* Task description: Gather, from the listing beneath this task, every line holding the string "JSON".
***
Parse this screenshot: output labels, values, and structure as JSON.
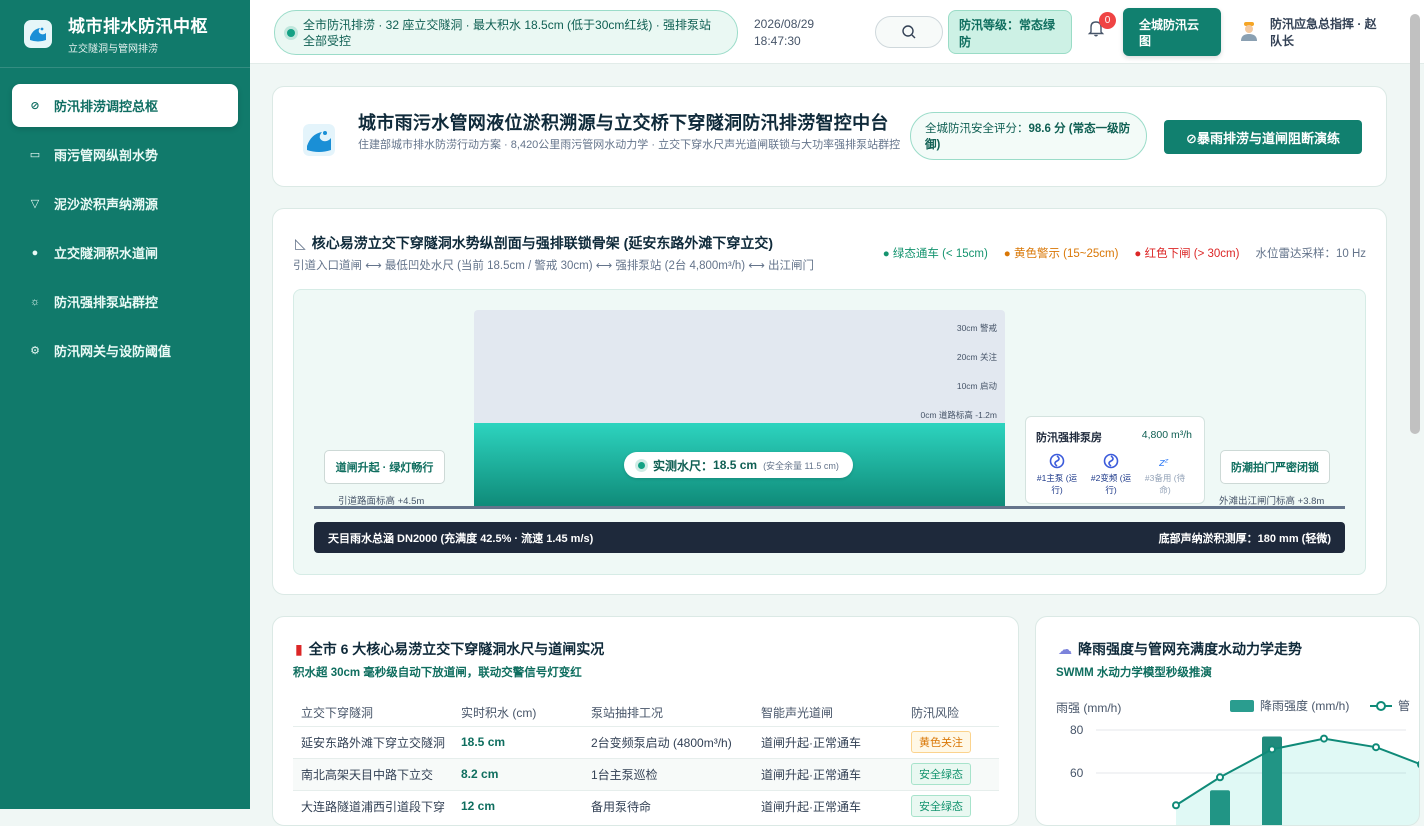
{
  "app": {
    "title": "城市排水防汛中枢",
    "subtitle": "立交隧洞与管网排涝"
  },
  "sidebar": {
    "items": [
      {
        "label": "防汛排涝调控总枢",
        "icon": "compass-icon",
        "active": true
      },
      {
        "label": "雨污管网纵剖水势",
        "icon": "monitor-icon",
        "active": false
      },
      {
        "label": "泥沙淤积声纳溯源",
        "icon": "filter-icon",
        "active": false
      },
      {
        "label": "立交隧洞积水道闸",
        "icon": "alert-icon",
        "active": false
      },
      {
        "label": "防汛强排泵站群控",
        "icon": "sun-icon",
        "active": false
      },
      {
        "label": "防汛网关与设防阈值",
        "icon": "gear-icon",
        "active": false
      }
    ]
  },
  "topbar": {
    "ticker": "全市防汛排涝 · 32 座立交隧洞 · 最大积水 18.5cm (低于30cm红线) · 强排泵站全部受控",
    "date": "2026/08/29",
    "time": "18:47:30",
    "level": "防汛等级：常态绿防",
    "notifications": "0",
    "cloud_button": "全城防汛云图",
    "user": "防汛应急总指挥 · 赵队长"
  },
  "hero": {
    "title": "城市雨污水管网液位淤积溯源与立交桥下穿隧洞防汛排涝智控中台",
    "subtitle": "住建部城市排水防涝行动方案 · 8,420公里雨污管网水动力学 · 立交下穿水尺声光道闸联锁与大功率强排泵站群控",
    "score_label": "全城防汛安全评分：",
    "score_value": "98.6 分 (常态一级防御)",
    "drill_button": "⊘暴雨排涝与道闸阻断演练"
  },
  "profile": {
    "title": "核心易涝立交下穿隧洞水势纵剖面与强排联锁骨架 (延安东路外滩下穿立交)",
    "subtitle": "引道入口道闸 ⟷ 最低凹处水尺 (当前 18.5cm / 警戒 30cm) ⟷ 强排泵站 (2台 4,800m³/h) ⟷ 出江闸门",
    "legend": [
      {
        "label": "● 绿态通车 (< 15cm)",
        "color": "#15946f"
      },
      {
        "label": "● 黄色警示 (15~25cm)",
        "color": "#d97706"
      },
      {
        "label": "● 红色下闸 (> 30cm)",
        "color": "#dc2626"
      },
      {
        "label": "水位雷达采样：10 Hz",
        "color": "#64748b"
      }
    ],
    "scale": [
      "30cm 警戒",
      "20cm 关注",
      "10cm 启动",
      "0cm 道路标高 -1.2m"
    ],
    "gauge_label": "实测水尺：",
    "gauge_value": "18.5 cm",
    "gauge_note": "(安全余量 11.5 cm)",
    "water_level_cm": 18.5,
    "left_gate": "道闸升起 · 绿灯畅行",
    "left_elev": "引道路面标高 +4.5m",
    "right_gate": "防潮拍门严密闭锁",
    "right_elev": "外滩出江闸门标高 +3.8m",
    "pumphouse_title": "防汛强排泵房",
    "pumphouse_flow": "4,800 m³/h",
    "pumps": [
      {
        "label": "#1主泵 (运行)",
        "icon": "fan-icon"
      },
      {
        "label": "#2变频 (运行)",
        "icon": "fan-icon"
      },
      {
        "label": "#3备用 (待命)",
        "icon": "sleep-icon"
      }
    ],
    "pipe_left": "天目雨水总涵 DN2000 (充满度 42.5% · 流速 1.45 m/s)",
    "pipe_right": "底部声纳淤积测厚：180 mm (轻微)"
  },
  "tunnels": {
    "title": "全市 6 大核心易涝立交下穿隧洞水尺与道闸实况",
    "subtitle": "积水超 30cm 毫秒级自动下放道闸，联动交警信号灯变红",
    "headers": [
      "立交下穿隧洞",
      "实时积水 (cm)",
      "泵站抽排工况",
      "智能声光道闸",
      "防汛风险"
    ],
    "rows": [
      {
        "name": "延安东路外滩下穿立交隧洞",
        "depth": "18.5 cm",
        "pump": "2台变频泵启动 (4800m³/h)",
        "gate": "道闸升起·正常通车",
        "risk": "黄色关注",
        "risk_level": "yellow"
      },
      {
        "name": "南北高架天目中路下立交",
        "depth": "8.2 cm",
        "pump": "1台主泵巡检",
        "gate": "道闸升起·正常通车",
        "risk": "安全绿态",
        "risk_level": "green"
      },
      {
        "name": "大连路隧道浦西引道段下穿",
        "depth": "12 cm",
        "pump": "备用泵待命",
        "gate": "道闸升起·正常通车",
        "risk": "安全绿态",
        "risk_level": "green"
      }
    ]
  },
  "rain": {
    "title": "降雨强度与管网充满度水动力学走势",
    "subtitle": "SWMM 水动力学模型秒级推演",
    "chart_data": {
      "type": "bar",
      "ylabel": "雨强 (mm/h)",
      "yticks": [
        "80",
        "60"
      ],
      "ylim": [
        40,
        80
      ],
      "series": [
        {
          "name": "降雨强度 (mm/h)",
          "type": "bar",
          "values": [
            52,
            77
          ]
        },
        {
          "name": "管",
          "type": "line",
          "values": [
            45,
            58,
            71,
            76,
            72,
            64
          ]
        }
      ]
    }
  },
  "colors": {
    "brand": "#117a6b",
    "accent": "#11806f",
    "water": "#2dd4bf",
    "warning": "#d97706",
    "danger": "#dc2626"
  }
}
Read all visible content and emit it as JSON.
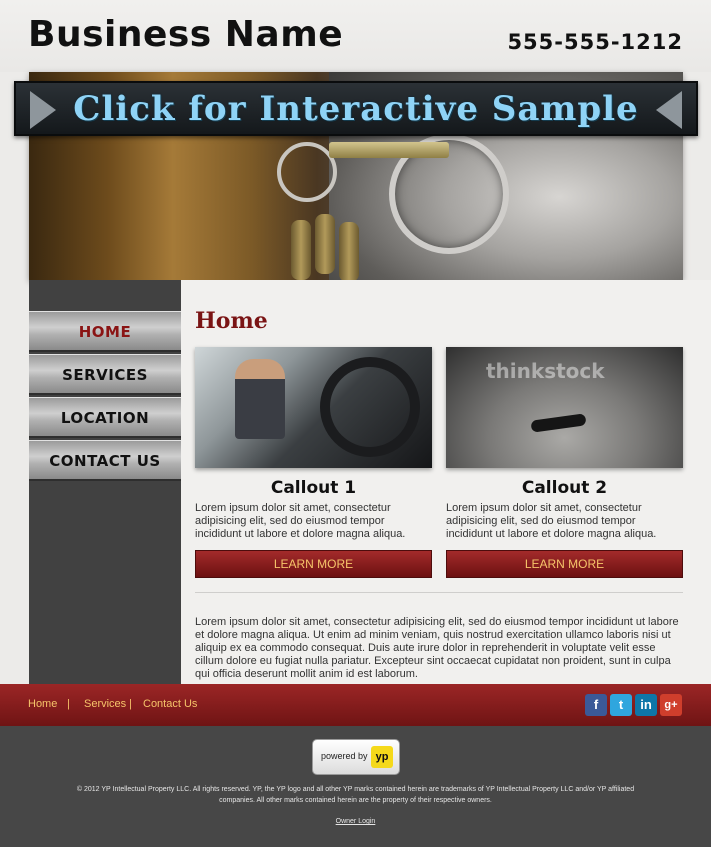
{
  "header": {
    "business_name": "Business Name",
    "phone": "555-555-1212"
  },
  "banner": {
    "text": "Click for Interactive Sample"
  },
  "sidebar": {
    "items": [
      {
        "label": "HOME",
        "active": true
      },
      {
        "label": "SERVICES",
        "active": false
      },
      {
        "label": "LOCATION",
        "active": false
      },
      {
        "label": "CONTACT US",
        "active": false
      }
    ]
  },
  "main": {
    "title": "Home",
    "callouts": [
      {
        "title": "Callout 1",
        "text": "Lorem ipsum dolor sit amet, consectetur adipisicing elit, sed do eiusmod tempor incididunt ut labore et dolore magna aliqua.",
        "button": "LEARN MORE"
      },
      {
        "title": "Callout 2",
        "text": "Lorem ipsum dolor sit amet, consectetur adipisicing elit, sed do eiusmod tempor incididunt ut labore et dolore magna aliqua.",
        "button": "LEARN MORE",
        "watermark": "thinkstock"
      }
    ],
    "body": "Lorem ipsum dolor sit amet, consectetur adipisicing elit, sed do eiusmod tempor incididunt ut labore et dolore magna aliqua. Ut enim ad minim veniam, quis nostrud exercitation ullamco laboris nisi ut aliquip ex ea commodo consequat. Duis aute irure dolor in reprehenderit in voluptate velit esse cillum dolore eu fugiat nulla pariatur. Excepteur sint occaecat cupidatat non proident, sunt in culpa qui officia deserunt mollit anim id est laborum."
  },
  "footer_nav": {
    "links": [
      "Home",
      "Services",
      "Contact Us"
    ],
    "separator": "|",
    "social": [
      {
        "icon": "facebook-icon",
        "glyph": "f"
      },
      {
        "icon": "twitter-icon",
        "glyph": "t"
      },
      {
        "icon": "linkedin-icon",
        "glyph": "in"
      },
      {
        "icon": "google-plus-icon",
        "glyph": "g+"
      }
    ]
  },
  "footer": {
    "powered_by": "powered by",
    "yp_logo": "yp",
    "legal": "© 2012 YP Intellectual Property LLC. All rights reserved. YP, the YP logo and all other YP marks contained herein are trademarks of YP Intellectual Property LLC and/or YP affiliated companies. All other marks contained herein are the property of their respective owners.",
    "owner_login": "Owner Login"
  },
  "colors": {
    "accent": "#7a1414",
    "link": "#f6c46a",
    "banner_text": "#8fd3f6",
    "footer_bg": "#474747"
  }
}
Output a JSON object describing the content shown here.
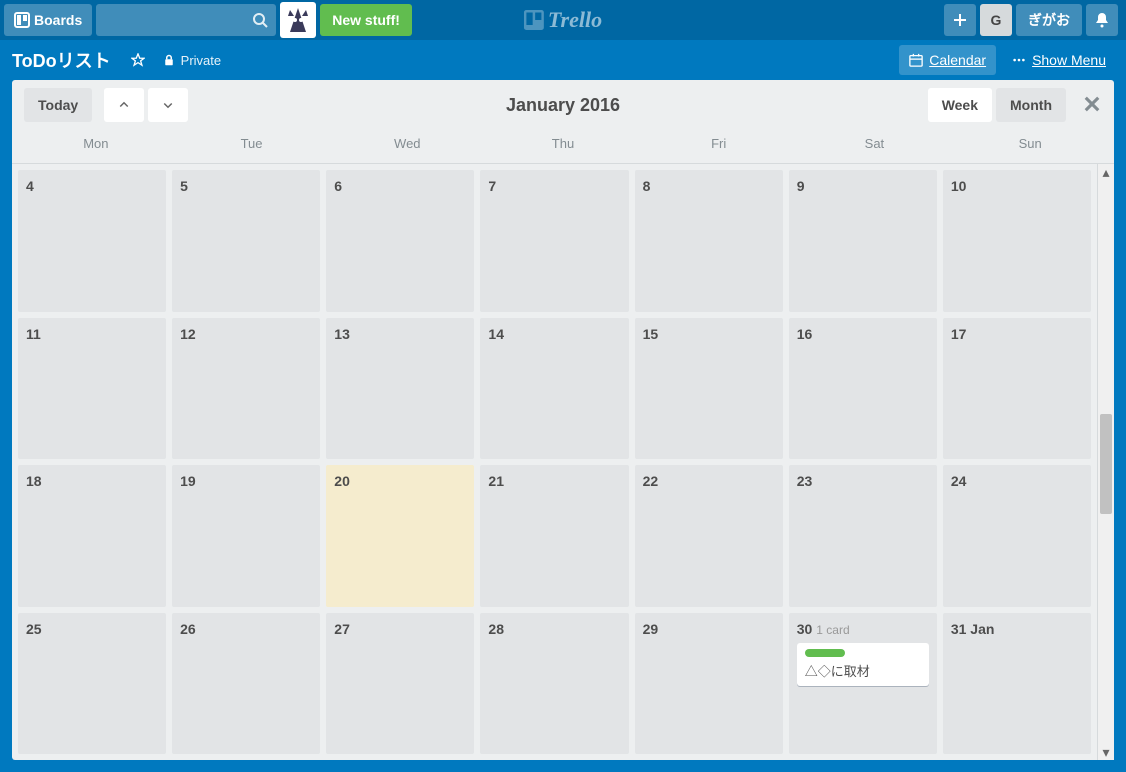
{
  "header": {
    "boards_label": "Boards",
    "new_stuff": "New stuff!",
    "logo_text": "Trello",
    "user_initial": "G",
    "user_name": "ぎがお"
  },
  "board": {
    "name": "ToDoリスト",
    "visibility": "Private",
    "calendar_label": "Calendar",
    "show_menu": "Show Menu"
  },
  "calendar": {
    "today_label": "Today",
    "title": "January 2016",
    "week_label": "Week",
    "month_label": "Month",
    "dow": [
      "Mon",
      "Tue",
      "Wed",
      "Thu",
      "Fri",
      "Sat",
      "Sun"
    ],
    "weeks": [
      [
        {
          "d": "4"
        },
        {
          "d": "5"
        },
        {
          "d": "6"
        },
        {
          "d": "7"
        },
        {
          "d": "8"
        },
        {
          "d": "9"
        },
        {
          "d": "10"
        }
      ],
      [
        {
          "d": "11"
        },
        {
          "d": "12"
        },
        {
          "d": "13"
        },
        {
          "d": "14"
        },
        {
          "d": "15"
        },
        {
          "d": "16"
        },
        {
          "d": "17"
        }
      ],
      [
        {
          "d": "18"
        },
        {
          "d": "19"
        },
        {
          "d": "20",
          "today": true
        },
        {
          "d": "21"
        },
        {
          "d": "22"
        },
        {
          "d": "23"
        },
        {
          "d": "24"
        }
      ],
      [
        {
          "d": "25"
        },
        {
          "d": "26"
        },
        {
          "d": "27"
        },
        {
          "d": "28"
        },
        {
          "d": "29"
        },
        {
          "d": "30",
          "count": "1 card",
          "cards": [
            {
              "label_color": "#61bd4f",
              "title": "△◇に取材"
            }
          ]
        },
        {
          "d": "31 Jan"
        }
      ]
    ]
  }
}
***
* Worked solution:
Parse this screenshot: output labels, values, and structure as JSON.
Read all visible content and emit it as JSON.
Output a JSON object describing the content shown here.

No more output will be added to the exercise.